───── Exercise inputs ─────

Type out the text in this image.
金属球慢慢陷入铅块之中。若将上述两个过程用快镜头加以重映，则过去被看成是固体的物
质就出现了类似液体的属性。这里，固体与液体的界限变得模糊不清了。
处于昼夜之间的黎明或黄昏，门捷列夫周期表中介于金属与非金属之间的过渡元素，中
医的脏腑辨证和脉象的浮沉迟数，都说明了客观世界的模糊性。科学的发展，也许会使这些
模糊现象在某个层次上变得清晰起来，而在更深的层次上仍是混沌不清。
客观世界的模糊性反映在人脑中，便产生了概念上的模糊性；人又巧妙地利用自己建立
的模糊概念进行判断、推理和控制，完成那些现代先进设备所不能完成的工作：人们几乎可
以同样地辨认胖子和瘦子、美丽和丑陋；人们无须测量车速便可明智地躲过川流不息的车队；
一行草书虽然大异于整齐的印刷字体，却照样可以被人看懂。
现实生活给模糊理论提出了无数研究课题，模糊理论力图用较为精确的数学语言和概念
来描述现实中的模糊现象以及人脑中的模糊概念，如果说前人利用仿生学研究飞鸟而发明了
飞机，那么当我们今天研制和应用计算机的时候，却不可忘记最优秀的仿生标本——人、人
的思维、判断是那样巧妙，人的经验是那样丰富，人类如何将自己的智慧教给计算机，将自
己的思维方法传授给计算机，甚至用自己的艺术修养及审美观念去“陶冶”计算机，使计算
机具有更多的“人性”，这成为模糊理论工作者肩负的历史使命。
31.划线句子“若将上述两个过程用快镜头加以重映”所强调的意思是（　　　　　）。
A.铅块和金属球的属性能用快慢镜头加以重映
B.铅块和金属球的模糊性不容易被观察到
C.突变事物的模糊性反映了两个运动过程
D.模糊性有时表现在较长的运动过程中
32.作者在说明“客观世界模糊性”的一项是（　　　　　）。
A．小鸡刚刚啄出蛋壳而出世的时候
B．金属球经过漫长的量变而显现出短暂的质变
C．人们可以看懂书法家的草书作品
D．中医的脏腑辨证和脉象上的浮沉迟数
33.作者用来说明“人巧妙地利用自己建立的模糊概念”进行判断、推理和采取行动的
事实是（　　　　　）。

─────

[Prompt]: Extract every record. Keep wording exact.

[Answer to this exercise]:
Type out the text in this image.
金属球慢慢陷入铅块之中。若将上述两个过程用快镜头加以重映，则过去被看成是固体的物
质就出现了类似液体的属性。这里，固体与液体的界限变得模糊不清了。
处于昼夜之间的黎明或黄昏，门捷列夫周期表中介于金属与非金属之间的过渡元素，中
医的脏腑辨证和脉象的浮沉迟数，都说明了客观世界的模糊性。科学的发展，也许会使这些
模糊现象在某个层次上变得清晰起来，而在更深的层次上仍是混沌不清。
客观世界的模糊性反映在人脑中，便产生了概念上的模糊性；人又巧妙地利用自己建立
的模糊概念进行判断、推理和控制，完成那些现代先进设备所不能完成的工作：人们几乎可
以同样地辨认胖子和瘦子、美丽和丑陋；人们无须测量车速便可明智地躲过川流不息的车队；
一行草书虽然大异于整齐的印刷字体，却照样可以被人看懂。
现实生活给模糊理论提出了无数研究课题，模糊理论力图用较为精确的数学语言和概念
来描述现实中的模糊现象以及人脑中的模糊概念，如果说前人利用仿生学研究飞鸟而发明了
飞机，那么当我们今天研制和应用计算机的时候，却不可忘记最优秀的仿生标本——人、人
的思维、判断是那样巧妙，人的经验是那样丰富，人类如何将自己的智慧教给计算机，将自
己的思维方法传授给计算机，甚至用自己的艺术修养及审美观念去“陶冶”计算机，使计算
机具有更多的“人性”，这成为模糊理论工作者肩负的历史使命。
31.划线句子“若将上述两个过程用快镜头加以重映”所强调的意思是（　　　　　）。
A.铅块和金属球的属性能用快慢镜头加以重映
B.铅块和金属球的模糊性不容易被观察到
C.突变事物的模糊性反映了两个运动过程
D.模糊性有时表现在较长的运动过程中
32.作者在说明“客观世界模糊性”的一项是（　　　　　）。
A．小鸡刚刚啄出蛋壳而出世的时候
B．金属球经过漫长的量变而显现出短暂的质变
C．人们可以看懂书法家的草书作品
D．中医的脏腑辨证和脉象上的浮沉迟数
33.作者用来说明“人巧妙地利用自己建立的模糊概念”进行判断、推理和采取行动的
事实是（　　　　　）。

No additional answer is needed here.